◆ RECORDS FOR THE EXERCISE:
┌──

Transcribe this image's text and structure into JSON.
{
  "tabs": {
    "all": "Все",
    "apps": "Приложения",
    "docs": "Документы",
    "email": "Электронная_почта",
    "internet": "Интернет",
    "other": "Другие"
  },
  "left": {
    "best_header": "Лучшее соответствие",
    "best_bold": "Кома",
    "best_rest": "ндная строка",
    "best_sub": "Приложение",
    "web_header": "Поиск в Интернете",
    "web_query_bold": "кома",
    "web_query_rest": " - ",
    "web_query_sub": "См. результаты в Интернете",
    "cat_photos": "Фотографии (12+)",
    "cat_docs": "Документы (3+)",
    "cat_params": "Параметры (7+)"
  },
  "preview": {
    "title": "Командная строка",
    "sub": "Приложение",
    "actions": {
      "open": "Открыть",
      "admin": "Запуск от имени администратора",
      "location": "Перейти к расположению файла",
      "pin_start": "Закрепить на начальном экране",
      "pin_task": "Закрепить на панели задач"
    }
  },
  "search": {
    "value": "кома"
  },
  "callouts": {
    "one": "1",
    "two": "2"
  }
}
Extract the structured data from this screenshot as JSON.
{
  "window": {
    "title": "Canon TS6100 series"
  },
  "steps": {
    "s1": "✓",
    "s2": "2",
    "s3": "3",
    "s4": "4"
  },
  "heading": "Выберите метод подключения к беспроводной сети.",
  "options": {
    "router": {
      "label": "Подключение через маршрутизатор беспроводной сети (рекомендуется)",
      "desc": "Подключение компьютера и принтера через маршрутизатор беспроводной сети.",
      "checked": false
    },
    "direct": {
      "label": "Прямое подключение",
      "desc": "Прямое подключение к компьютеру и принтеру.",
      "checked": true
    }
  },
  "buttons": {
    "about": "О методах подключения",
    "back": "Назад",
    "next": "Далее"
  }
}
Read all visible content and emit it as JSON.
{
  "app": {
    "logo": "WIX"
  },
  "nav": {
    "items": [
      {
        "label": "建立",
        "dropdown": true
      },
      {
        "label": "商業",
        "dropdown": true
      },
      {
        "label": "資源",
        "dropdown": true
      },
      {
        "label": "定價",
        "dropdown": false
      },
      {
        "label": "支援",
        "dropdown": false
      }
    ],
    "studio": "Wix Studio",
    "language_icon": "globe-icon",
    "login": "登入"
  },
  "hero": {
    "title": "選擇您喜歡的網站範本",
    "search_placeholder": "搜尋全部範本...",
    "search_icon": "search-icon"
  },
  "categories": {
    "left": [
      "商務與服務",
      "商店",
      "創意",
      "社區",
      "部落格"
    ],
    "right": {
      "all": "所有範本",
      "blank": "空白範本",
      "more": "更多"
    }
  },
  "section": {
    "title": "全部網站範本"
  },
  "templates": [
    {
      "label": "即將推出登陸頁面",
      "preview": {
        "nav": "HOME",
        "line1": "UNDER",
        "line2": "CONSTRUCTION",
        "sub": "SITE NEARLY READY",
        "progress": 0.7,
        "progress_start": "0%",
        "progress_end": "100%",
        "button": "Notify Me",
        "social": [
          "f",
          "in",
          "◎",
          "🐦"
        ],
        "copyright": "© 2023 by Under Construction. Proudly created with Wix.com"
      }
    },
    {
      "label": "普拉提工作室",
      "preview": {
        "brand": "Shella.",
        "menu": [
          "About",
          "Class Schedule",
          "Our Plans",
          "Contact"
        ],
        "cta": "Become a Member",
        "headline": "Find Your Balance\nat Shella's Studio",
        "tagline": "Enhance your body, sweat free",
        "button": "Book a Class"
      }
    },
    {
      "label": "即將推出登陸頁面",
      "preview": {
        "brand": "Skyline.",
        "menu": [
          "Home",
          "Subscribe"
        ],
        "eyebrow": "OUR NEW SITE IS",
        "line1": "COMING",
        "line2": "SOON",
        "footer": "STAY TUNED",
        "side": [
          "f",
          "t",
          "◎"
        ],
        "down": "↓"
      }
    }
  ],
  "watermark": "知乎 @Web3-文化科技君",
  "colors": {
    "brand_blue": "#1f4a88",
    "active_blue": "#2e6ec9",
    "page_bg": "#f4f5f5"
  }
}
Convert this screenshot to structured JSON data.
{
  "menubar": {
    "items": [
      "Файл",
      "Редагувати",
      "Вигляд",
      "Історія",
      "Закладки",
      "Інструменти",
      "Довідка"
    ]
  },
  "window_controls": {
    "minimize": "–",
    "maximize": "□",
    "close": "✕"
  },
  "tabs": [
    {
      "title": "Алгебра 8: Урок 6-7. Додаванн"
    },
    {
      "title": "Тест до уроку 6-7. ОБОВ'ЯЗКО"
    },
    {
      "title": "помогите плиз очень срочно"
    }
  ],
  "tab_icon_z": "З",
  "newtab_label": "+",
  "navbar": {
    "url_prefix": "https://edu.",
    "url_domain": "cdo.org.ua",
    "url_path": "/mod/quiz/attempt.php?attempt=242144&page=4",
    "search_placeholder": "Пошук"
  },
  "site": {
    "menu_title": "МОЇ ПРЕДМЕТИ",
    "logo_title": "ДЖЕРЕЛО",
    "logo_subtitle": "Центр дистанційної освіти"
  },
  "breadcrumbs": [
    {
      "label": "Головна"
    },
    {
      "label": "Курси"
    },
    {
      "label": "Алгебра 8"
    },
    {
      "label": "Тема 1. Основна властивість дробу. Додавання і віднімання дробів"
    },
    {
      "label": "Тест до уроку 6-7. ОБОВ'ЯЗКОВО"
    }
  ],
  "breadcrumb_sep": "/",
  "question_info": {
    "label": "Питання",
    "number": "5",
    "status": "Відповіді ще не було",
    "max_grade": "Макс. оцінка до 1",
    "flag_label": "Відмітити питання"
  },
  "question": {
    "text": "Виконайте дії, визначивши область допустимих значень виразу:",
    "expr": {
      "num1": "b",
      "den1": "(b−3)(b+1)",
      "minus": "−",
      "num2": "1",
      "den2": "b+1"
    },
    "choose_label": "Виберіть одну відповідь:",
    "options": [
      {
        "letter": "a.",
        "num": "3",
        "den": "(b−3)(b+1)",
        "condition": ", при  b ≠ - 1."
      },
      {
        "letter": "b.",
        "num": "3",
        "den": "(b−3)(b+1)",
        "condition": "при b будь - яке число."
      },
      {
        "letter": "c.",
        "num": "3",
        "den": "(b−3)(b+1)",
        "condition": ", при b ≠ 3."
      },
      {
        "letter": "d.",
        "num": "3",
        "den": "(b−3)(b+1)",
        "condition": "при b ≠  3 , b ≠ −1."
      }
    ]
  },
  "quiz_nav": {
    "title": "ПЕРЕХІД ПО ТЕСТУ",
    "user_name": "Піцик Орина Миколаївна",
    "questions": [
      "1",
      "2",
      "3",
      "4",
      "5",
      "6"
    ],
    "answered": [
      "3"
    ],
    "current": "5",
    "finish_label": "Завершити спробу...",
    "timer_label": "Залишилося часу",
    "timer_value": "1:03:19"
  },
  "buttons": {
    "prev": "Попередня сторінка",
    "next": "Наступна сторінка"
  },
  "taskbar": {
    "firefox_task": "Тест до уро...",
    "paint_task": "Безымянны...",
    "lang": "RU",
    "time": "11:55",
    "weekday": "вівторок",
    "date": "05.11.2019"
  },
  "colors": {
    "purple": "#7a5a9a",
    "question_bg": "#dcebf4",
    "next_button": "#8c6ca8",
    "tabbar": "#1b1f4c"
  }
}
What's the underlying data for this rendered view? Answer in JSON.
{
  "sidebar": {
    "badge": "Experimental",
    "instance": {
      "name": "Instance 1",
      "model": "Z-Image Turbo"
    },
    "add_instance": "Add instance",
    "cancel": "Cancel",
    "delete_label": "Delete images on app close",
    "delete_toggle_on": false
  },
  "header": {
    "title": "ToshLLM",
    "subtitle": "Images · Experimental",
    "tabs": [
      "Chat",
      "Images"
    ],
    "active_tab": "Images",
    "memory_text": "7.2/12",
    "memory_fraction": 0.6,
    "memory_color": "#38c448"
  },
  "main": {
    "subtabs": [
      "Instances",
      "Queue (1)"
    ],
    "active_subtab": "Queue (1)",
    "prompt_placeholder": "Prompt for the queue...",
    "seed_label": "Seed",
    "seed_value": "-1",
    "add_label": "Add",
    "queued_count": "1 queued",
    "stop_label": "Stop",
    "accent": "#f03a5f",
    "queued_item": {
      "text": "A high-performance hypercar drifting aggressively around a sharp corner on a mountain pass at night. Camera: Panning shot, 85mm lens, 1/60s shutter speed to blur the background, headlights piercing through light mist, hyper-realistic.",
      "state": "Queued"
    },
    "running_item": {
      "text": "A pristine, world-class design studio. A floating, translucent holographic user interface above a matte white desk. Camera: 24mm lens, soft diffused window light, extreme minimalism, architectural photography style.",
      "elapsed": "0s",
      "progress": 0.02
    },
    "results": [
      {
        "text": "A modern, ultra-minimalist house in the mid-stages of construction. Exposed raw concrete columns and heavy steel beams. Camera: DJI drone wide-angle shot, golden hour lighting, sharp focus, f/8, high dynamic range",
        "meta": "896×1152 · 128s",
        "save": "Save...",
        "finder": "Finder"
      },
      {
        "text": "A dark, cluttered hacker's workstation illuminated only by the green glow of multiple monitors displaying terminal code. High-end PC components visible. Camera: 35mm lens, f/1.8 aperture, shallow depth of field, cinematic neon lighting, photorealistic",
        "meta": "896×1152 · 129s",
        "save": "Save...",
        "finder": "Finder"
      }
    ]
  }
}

└──

◆ EXERCISE AIM: Return every line in the listing that contains the word "Документы".

◆ FINISHED EXERCISE:
    "docs": "Документы",
    "cat_docs": "Документы (3+)",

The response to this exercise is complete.